Pursuant to the Sponsor Agreement, the Reporting Person, the Sponsor and the Issuer’s other officers and directors (collectively, the “Sponsor Persons”) agreed to (i) vote or cause to be voted at the special meeting of the Issuer’s shareholders (the “Special Meeting”) to be held in connection with the transactions contemplated by the Transaction Agreement (collectively, the “Proposed Transaction”) all of their Founder Shares and all other equity securities that they hold in the Issuer in favor of each proposal in connection with the Proposed Transaction and the Transaction Agreement and any other matters reasonably necessary for consummation of the Proposed Transaction, (ii) use reasonable best efforts to cause to be done all reasonably necessary, proper or advisable actions to consummate the Proposed Transaction, (iii) waive all redemption rights and certain other rights in connection with the Proposed Transaction and (iv) be bound by the same exclusivity obligations that bind the Issuer and certain other parties in the Transaction Agreement. Also pursuant to the Sponsor Agreement, (a) immediately prior to the Domestication (as defined in the Transaction Agreement), all of the Private Placement Warrants owned by the Sponsor will be exchanged for Ordinary Shares (the “Warrant Exchange”) and (b) excluding the Founder Shares held by Daniel Marx, Mariano Bosch or Russell Colaco (unless transferred to any other Sponsor Person or permitted transferee thereof), 40% of the Founder Shares held by the Sponsor will be vested and wholly owned by the Sponsor as of the closing of the Proposed Transaction (the “Closing”) and 60% of the Founder Shares held by the Sponsor will be subject to vesting and forfeiture in accordance with terms and conditions set forth in the Sponsor Agreement. The Sponsor Agreement also provides for a one-year post-Closing lock-up period applicable to the transfer of a Sponsor Person’s New Pubco securities, other than any securities of the Issuer issued in Replay’s initial public offering or purchased on the open market, pursuant to the private placement to be consummated in connection with the Closing (the “PIPE”) or acquired through the Warrant Exchange (collectively, the “Excluded Securities”) and a 180-day post-Closing lock-up period applicable to the transfer of a Sponsor Person’s Excluded Shares, other than any Excluded Shares purchased in connection with the PIPE or on the open market after the date of the Sponsor Agreement.

 

 

 

 

CUSIP No. G75130107   SCHEDULE 13D   Page 3 of 5 Pages

 

The foregoing summary of certain terms of the Sponsor Agreement is not complete and is qualified in its entirety by reference to the full text of the Sponsor Agreement, which is referenced as Exhibit 9 to this Schedule 13D.

 

Item 5.         Interest in Securities of the Issuer.

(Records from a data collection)
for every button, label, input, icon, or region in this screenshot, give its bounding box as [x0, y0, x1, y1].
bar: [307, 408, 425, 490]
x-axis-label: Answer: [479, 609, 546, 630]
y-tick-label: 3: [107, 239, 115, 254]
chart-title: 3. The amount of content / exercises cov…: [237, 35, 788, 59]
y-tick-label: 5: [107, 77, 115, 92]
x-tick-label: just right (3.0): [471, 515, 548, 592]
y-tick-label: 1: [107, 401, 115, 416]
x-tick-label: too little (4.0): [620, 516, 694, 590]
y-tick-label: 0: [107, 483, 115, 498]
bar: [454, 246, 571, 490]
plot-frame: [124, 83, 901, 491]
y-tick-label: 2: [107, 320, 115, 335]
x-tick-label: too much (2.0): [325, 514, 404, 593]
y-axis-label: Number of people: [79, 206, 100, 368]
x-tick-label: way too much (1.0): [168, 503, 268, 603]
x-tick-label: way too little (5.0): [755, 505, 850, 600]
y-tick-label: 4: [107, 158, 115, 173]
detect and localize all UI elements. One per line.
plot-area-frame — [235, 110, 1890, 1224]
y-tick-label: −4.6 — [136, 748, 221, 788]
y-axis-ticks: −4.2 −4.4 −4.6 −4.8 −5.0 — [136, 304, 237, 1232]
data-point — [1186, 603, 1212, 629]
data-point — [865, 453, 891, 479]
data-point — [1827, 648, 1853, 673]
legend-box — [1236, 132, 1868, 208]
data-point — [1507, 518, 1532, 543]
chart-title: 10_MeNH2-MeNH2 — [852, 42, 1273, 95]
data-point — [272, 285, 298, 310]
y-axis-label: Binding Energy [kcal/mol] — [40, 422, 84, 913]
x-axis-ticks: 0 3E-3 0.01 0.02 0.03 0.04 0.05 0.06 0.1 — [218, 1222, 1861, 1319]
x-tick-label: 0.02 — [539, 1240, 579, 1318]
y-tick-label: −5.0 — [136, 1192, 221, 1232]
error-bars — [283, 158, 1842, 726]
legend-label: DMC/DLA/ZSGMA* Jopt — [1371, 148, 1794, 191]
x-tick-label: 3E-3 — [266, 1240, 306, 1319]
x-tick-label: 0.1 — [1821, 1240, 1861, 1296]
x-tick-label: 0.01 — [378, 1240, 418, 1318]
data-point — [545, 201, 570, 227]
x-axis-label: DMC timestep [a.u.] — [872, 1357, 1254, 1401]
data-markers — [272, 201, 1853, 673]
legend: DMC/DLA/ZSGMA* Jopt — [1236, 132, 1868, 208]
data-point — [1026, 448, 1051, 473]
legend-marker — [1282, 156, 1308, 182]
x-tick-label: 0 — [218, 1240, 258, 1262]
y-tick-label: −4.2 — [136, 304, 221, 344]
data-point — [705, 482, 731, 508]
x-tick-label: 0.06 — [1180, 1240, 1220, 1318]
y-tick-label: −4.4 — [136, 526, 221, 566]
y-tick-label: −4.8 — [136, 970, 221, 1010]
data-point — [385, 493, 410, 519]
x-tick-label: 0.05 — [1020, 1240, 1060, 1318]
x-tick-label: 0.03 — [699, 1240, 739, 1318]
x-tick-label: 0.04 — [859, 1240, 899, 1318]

GIVEN REQUEST 1 →
From the Schedule 13D excerpt, reproduce verbatim the passage starting at "The foregoing summary" and ending at "of the Issuer.".
GIVEN REQUEST 2 →
Using the Schedule 13D excerpt, decide whether each statement agrees with it, answering yes or no and quoting the deciding words: (a) At the Closing, 40% of the Founder Shares held by the Sponsor will be vested and wholly owned by the Sponsor. (b) A Sponsor Person's Excluded Shares are subject to a one-year post-Closing lock-up period. (c) The Sponsor's Private Placement Warrants will be exchanged for Ordinary Shares immediately after the Domestication.

TASK RESPONSE 1 →
The foregoing summary of certain terms of the Sponsor Agreement is not complete and is qualified in its entirety by reference to the full text of the Sponsor Agreement, which is referenced as Exhibit 9 to this Schedule 13D.

 

Item 5.         Interest in Securities of the Issuer.

TASK RESPONSE 2 →
(a) Yes: "40% of the Founder Shares held by the Sponsor will be vested and wholly owned by the Sponsor as of the closing of the Proposed Transaction"
(b) No: "a 180-day post-Closing lock-up period applicable to the transfer of a Sponsor Person’s Excluded Shares"
(c) No: "immediately prior to the Domestication (as defined in the Transaction Agreement), all of the Private Placement Warrants owned by the Sponsor will be exchanged for Ordinary Shares"